[Part of a data file]
— start —

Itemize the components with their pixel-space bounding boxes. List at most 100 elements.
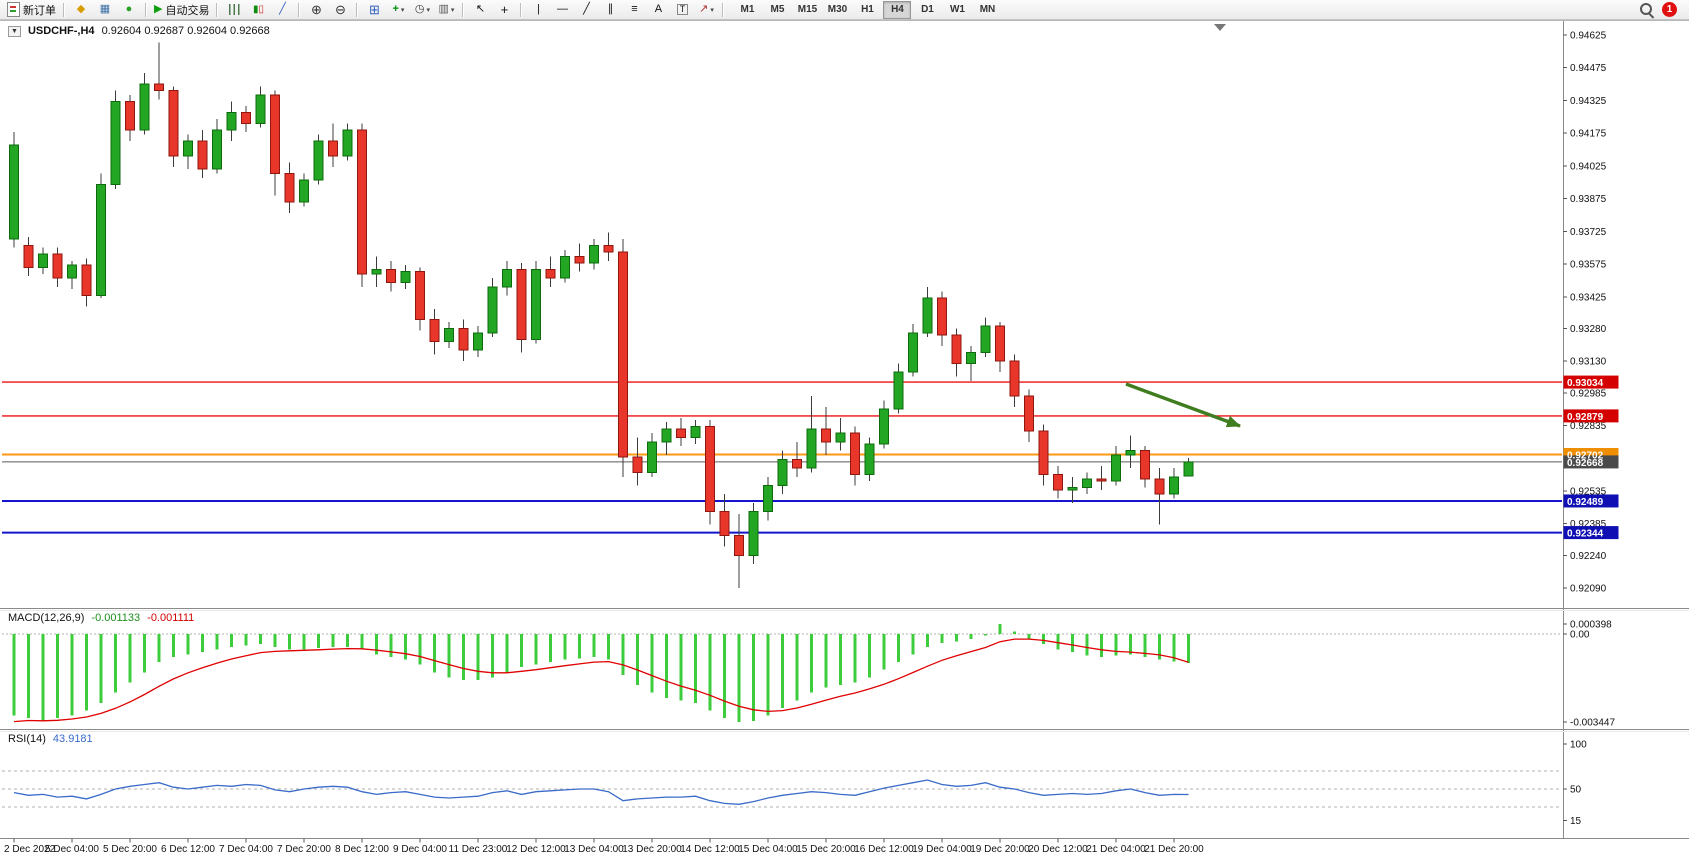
price-tick-label: 0.92835 (1570, 421, 1607, 432)
autotrading-button[interactable]: ▶ 自动交易 (151, 0, 212, 19)
notification-badge[interactable]: 1 (1662, 2, 1677, 17)
price-tick-label: 0.94475 (1570, 63, 1607, 74)
price-tick-label: 0.93280 (1570, 324, 1607, 335)
price-tick-label: 0.94025 (1570, 161, 1607, 172)
chart-title: ▼ USDCHF-,H4 0.92604 0.92687 0.92604 0.9… (8, 25, 270, 37)
trendline-button[interactable]: ╱ (574, 0, 598, 19)
periods-icon: ◷ (414, 3, 425, 15)
price-tick-label: 0.92090 (1570, 584, 1607, 595)
text-icon: A (654, 3, 663, 15)
vertical-line-button[interactable]: | (526, 0, 550, 19)
fibonacci-icon: ≡ (631, 3, 638, 15)
rsi-axis-label: 15 (1570, 816, 1582, 827)
fibonacci-button[interactable]: ≡ (622, 0, 646, 19)
chart-menu-icon[interactable]: ▼ (8, 25, 21, 37)
rsi-panel[interactable] (0, 730, 1563, 839)
ohlc-values: 0.92604 0.92687 0.92604 0.92668 (101, 25, 270, 37)
trend-arrow[interactable] (1125, 382, 1241, 428)
templates-icon: ▥ (438, 3, 449, 15)
chart-bars-button[interactable] (222, 0, 246, 19)
chart-shift-marker[interactable] (1214, 24, 1226, 31)
time-tick-label: 13 Dec 20:00 (622, 844, 682, 855)
time-axis-labels (13, 838, 1175, 843)
time-tick-label: 8 Dec 12:00 (335, 844, 389, 855)
templates-button[interactable]: ▥ ▾ (434, 0, 458, 19)
price-tick-label: 0.93575 (1570, 260, 1607, 271)
crosshair-button[interactable]: + (492, 0, 516, 19)
toolbar-separator (462, 2, 465, 17)
chart-line-button[interactable]: ╱ (270, 0, 294, 19)
text-button[interactable]: A (646, 0, 670, 19)
toolbar-separator (63, 2, 65, 17)
new-order-button[interactable]: 新订单 (4, 0, 59, 19)
timeframe-button-d1[interactable]: D1 (921, 4, 934, 15)
price-tick-label: 0.92240 (1570, 551, 1607, 562)
equidistant-channel-button[interactable]: ∥ (598, 0, 622, 19)
indicators-button[interactable]: + ▾ (386, 0, 410, 19)
text-label-button[interactable]: T (670, 0, 694, 19)
timeframe-button-m5[interactable]: M5 (770, 4, 785, 15)
timeframe-button-w1[interactable]: W1 (949, 4, 965, 15)
timeframe-button-h1[interactable]: H1 (861, 4, 874, 15)
timeframe-button-h4[interactable]: H4 (883, 0, 912, 19)
autotrading-icon: ▶ (154, 3, 163, 15)
history-center-button[interactable]: ● (117, 0, 141, 19)
arrows-tool-dropdown-icon[interactable]: ▾ (710, 6, 714, 14)
price-tick-label: 0.92385 (1570, 519, 1607, 530)
toolbar-separator (298, 2, 301, 17)
horizontal-line-button[interactable]: — (550, 0, 574, 19)
autotrading-label: 自动交易 (165, 4, 210, 17)
svg-text:0.92489: 0.92489 (1567, 497, 1604, 508)
timeframe-button-m30[interactable]: M30 (827, 4, 848, 15)
price-tick-label: 0.94175 (1570, 129, 1607, 140)
panel-borders (0, 20, 1689, 839)
periods-dropdown-icon[interactable]: ▾ (426, 6, 431, 14)
price-tick-label: 0.93725 (1570, 227, 1607, 238)
text-label-icon: T (676, 4, 689, 15)
support-line-1-badge (1563, 494, 1619, 508)
chart-candles-button[interactable] (246, 0, 270, 19)
rsi-label: RSI(14) 43.9181 (8, 733, 93, 745)
search-icon[interactable] (1640, 2, 1654, 17)
svg-text:0.92668: 0.92668 (1567, 458, 1604, 469)
timeframe-button-m1[interactable]: M1 (740, 4, 755, 15)
periods-button[interactable]: ◷ ▾ (410, 0, 434, 19)
time-tick-label: 19 Dec 04:00 (912, 844, 972, 855)
indicators-dropdown-icon[interactable]: ▾ (400, 6, 405, 14)
time-tick-label: 21 Dec 20:00 (1144, 844, 1204, 855)
toolbar-separator (216, 2, 219, 17)
data-window-icon: ▦ (99, 3, 111, 15)
zoom-in-button[interactable]: ⊕ (304, 0, 328, 19)
toolbar-separator (356, 2, 359, 17)
price-tick-label: 0.92535 (1570, 486, 1607, 497)
toolbar-right: 1 (1640, 2, 1685, 17)
macd-axis-label: -0.003447 (1570, 718, 1615, 729)
arrows-tool-icon: ↗ (699, 3, 709, 15)
time-tick-label: 14 Dec 12:00 (680, 844, 740, 855)
zoom-out-button[interactable]: ⊖ (328, 0, 352, 19)
time-tick-label: 6 Dec 12:00 (161, 844, 215, 855)
price-tick-label: 0.93875 (1570, 194, 1607, 205)
cursor-button[interactable]: ↖ (468, 0, 492, 19)
svg-text:0.92344: 0.92344 (1567, 529, 1604, 540)
main-chart-area[interactable] (0, 21, 1563, 609)
toolbar-separator (722, 2, 725, 17)
templates-dropdown-icon[interactable]: ▾ (450, 6, 455, 14)
toolbar-groups: 新订单◆▦●▶自动交易╱⊕⊖⊞+▾◷▾▥▾↖+|—╱∥≡AT↗▾ (4, 0, 718, 19)
metaeditor-button[interactable]: ◆ (69, 0, 93, 19)
svg-text:0.93034: 0.93034 (1567, 378, 1604, 389)
tile-windows-button[interactable]: ⊞ (362, 0, 386, 19)
candles (9, 42, 1194, 589)
time-tick-label: 19 Dec 20:00 (970, 844, 1030, 855)
current-price-line-badge (1563, 455, 1619, 469)
arrows-tool-button[interactable]: ↗ ▾ (694, 0, 718, 19)
data-window-button[interactable]: ▦ (93, 0, 117, 19)
rsi-value: 43.9181 (52, 733, 93, 745)
timeframe-button-m15[interactable]: M15 (797, 4, 818, 15)
timeframe-button-mn[interactable]: MN (979, 4, 996, 15)
price-tick-label: 0.94325 (1570, 96, 1607, 107)
price-tick-label: 0.93130 (1570, 357, 1607, 368)
metaeditor-icon: ◆ (76, 3, 86, 15)
time-tick-label: 11 Dec 23:00 (449, 844, 508, 855)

— end —

■ **Directions**:
Reproduce every line of the records above verbatim, omitting the pictures.

■ **Result of this task**:
Itemize the components with their pixel-space bounding boxes. List at most 100 elements.
price-tick-label: 0.92835 (1570, 421, 1607, 432)
autotrading-button[interactable]: ▶ 自动交易 (151, 0, 212, 19)
notification-badge[interactable]: 1 (1662, 2, 1677, 17)
price-tick-label: 0.94475 (1570, 63, 1607, 74)
price-tick-label: 0.93280 (1570, 324, 1607, 335)
price-tick-label: 0.94025 (1570, 161, 1607, 172)
chart-title: ▼ USDCHF-,H4 0.92604 0.92687 0.92604 0.9… (8, 25, 270, 37)
trendline-button[interactable]: ╱ (574, 0, 598, 19)
periods-icon: ◷ (414, 3, 425, 15)
price-tick-label: 0.92090 (1570, 584, 1607, 595)
text-icon: A (654, 3, 663, 15)
vertical-line-button[interactable]: | (526, 0, 550, 19)
fibonacci-icon: ≡ (631, 3, 638, 15)
rsi-axis-label: 15 (1570, 816, 1582, 827)
fibonacci-button[interactable]: ≡ (622, 0, 646, 19)
chart-menu-icon[interactable]: ▼ (8, 25, 21, 37)
rsi-panel[interactable] (0, 730, 1563, 839)
ohlc-values: 0.92604 0.92687 0.92604 0.92668 (101, 25, 270, 37)
trend-arrow[interactable] (1125, 382, 1241, 428)
templates-icon: ▥ (438, 3, 449, 15)
chart-bars-button[interactable] (222, 0, 246, 19)
chart-shift-marker[interactable] (1214, 24, 1226, 31)
time-tick-label: 13 Dec 20:00 (622, 844, 682, 855)
time-axis-labels (13, 838, 1175, 843)
time-tick-label: 8 Dec 12:00 (335, 844, 389, 855)
templates-button[interactable]: ▥ ▾ (434, 0, 458, 19)
price-tick-label: 0.93575 (1570, 260, 1607, 271)
crosshair-button[interactable]: + (492, 0, 516, 19)
toolbar-separator (462, 2, 465, 17)
chart-line-button[interactable]: ╱ (270, 0, 294, 19)
text-button[interactable]: A (646, 0, 670, 19)
toolbar-separator (63, 2, 65, 17)
new-order-button[interactable]: 新订单 (4, 0, 59, 19)
timeframe-button-d1[interactable]: D1 (921, 4, 934, 15)
price-tick-label: 0.92240 (1570, 551, 1607, 562)
equidistant-channel-button[interactable]: ∥ (598, 0, 622, 19)
indicators-button[interactable]: + ▾ (386, 0, 410, 19)
text-label-button[interactable]: T (670, 0, 694, 19)
timeframe-button-m5[interactable]: M5 (770, 4, 785, 15)
timeframe-button-w1[interactable]: W1 (949, 4, 965, 15)
timeframe-button-h1[interactable]: H1 (861, 4, 874, 15)
timeframe-button-h4[interactable]: H4 (883, 0, 912, 19)
autotrading-icon: ▶ (154, 3, 163, 15)
history-center-button[interactable]: ● (117, 0, 141, 19)
arrows-tool-dropdown-icon[interactable]: ▾ (710, 6, 714, 14)
price-tick-label: 0.92385 (1570, 519, 1607, 530)
toolbar-separator (298, 2, 301, 17)
horizontal-line-button[interactable]: — (550, 0, 574, 19)
autotrading-label: 自动交易 (165, 4, 210, 17)
svg-text:0.92489: 0.92489 (1567, 497, 1604, 508)
timeframe-button-m30[interactable]: M30 (827, 4, 848, 15)
price-tick-label: 0.94175 (1570, 129, 1607, 140)
panel-borders (0, 20, 1689, 839)
periods-dropdown-icon[interactable]: ▾ (426, 6, 431, 14)
price-tick-label: 0.93725 (1570, 227, 1607, 238)
text-label-icon: T (676, 4, 689, 15)
support-line-1-badge (1563, 494, 1619, 508)
chart-candles-button[interactable] (246, 0, 270, 19)
rsi-label: RSI(14) 43.9181 (8, 733, 93, 745)
search-icon[interactable] (1640, 2, 1654, 17)
svg-text:0.92668: 0.92668 (1567, 458, 1604, 469)
timeframe-button-m1[interactable]: M1 (740, 4, 755, 15)
periods-button[interactable]: ◷ ▾ (410, 0, 434, 19)
time-tick-label: 19 Dec 04:00 (912, 844, 972, 855)
indicators-dropdown-icon[interactable]: ▾ (400, 6, 405, 14)
time-tick-label: 21 Dec 20:00 (1144, 844, 1204, 855)
toolbar-separator (216, 2, 219, 17)
data-window-icon: ▦ (99, 3, 111, 15)
zoom-in-button[interactable]: ⊕ (304, 0, 328, 19)
toolbar-separator (356, 2, 359, 17)
price-tick-label: 0.92535 (1570, 486, 1607, 497)
toolbar-right: 1 (1640, 2, 1685, 17)
macd-axis-label: -0.003447 (1570, 718, 1615, 729)
arrows-tool-icon: ↗ (699, 3, 709, 15)
time-tick-label: 14 Dec 12:00 (680, 844, 740, 855)
zoom-out-button[interactable]: ⊖ (328, 0, 352, 19)
time-tick-label: 6 Dec 12:00 (161, 844, 215, 855)
price-tick-label: 0.93875 (1570, 194, 1607, 205)
cursor-button[interactable]: ↖ (468, 0, 492, 19)
svg-text:0.92344: 0.92344 (1567, 529, 1604, 540)
main-chart-area[interactable] (0, 21, 1563, 609)
toolbar-separator (722, 2, 725, 17)
templates-dropdown-icon[interactable]: ▾ (450, 6, 455, 14)
toolbar-groups: 新订单◆▦●▶自动交易╱⊕⊖⊞+▾◷▾▥▾↖+|—╱∥≡AT↗▾ (4, 0, 718, 19)
metaeditor-button[interactable]: ◆ (69, 0, 93, 19)
svg-text:0.93034: 0.93034 (1567, 378, 1604, 389)
tile-windows-button[interactable]: ⊞ (362, 0, 386, 19)
candles (9, 42, 1194, 589)
time-tick-label: 19 Dec 20:00 (970, 844, 1030, 855)
current-price-line-badge (1563, 455, 1619, 469)
arrows-tool-button[interactable]: ↗ ▾ (694, 0, 718, 19)
data-window-button[interactable]: ▦ (93, 0, 117, 19)
rsi-value: 43.9181 (52, 733, 93, 745)
timeframe-button-m15[interactable]: M15 (797, 4, 818, 15)
timeframe-button-mn[interactable]: MN (979, 4, 996, 15)
price-tick-label: 0.94325 (1570, 96, 1607, 107)
price-tick-label: 0.93130 (1570, 357, 1607, 368)
metaeditor-icon: ◆ (76, 3, 86, 15)
time-tick-label: 11 Dec 23:00 (449, 844, 508, 855)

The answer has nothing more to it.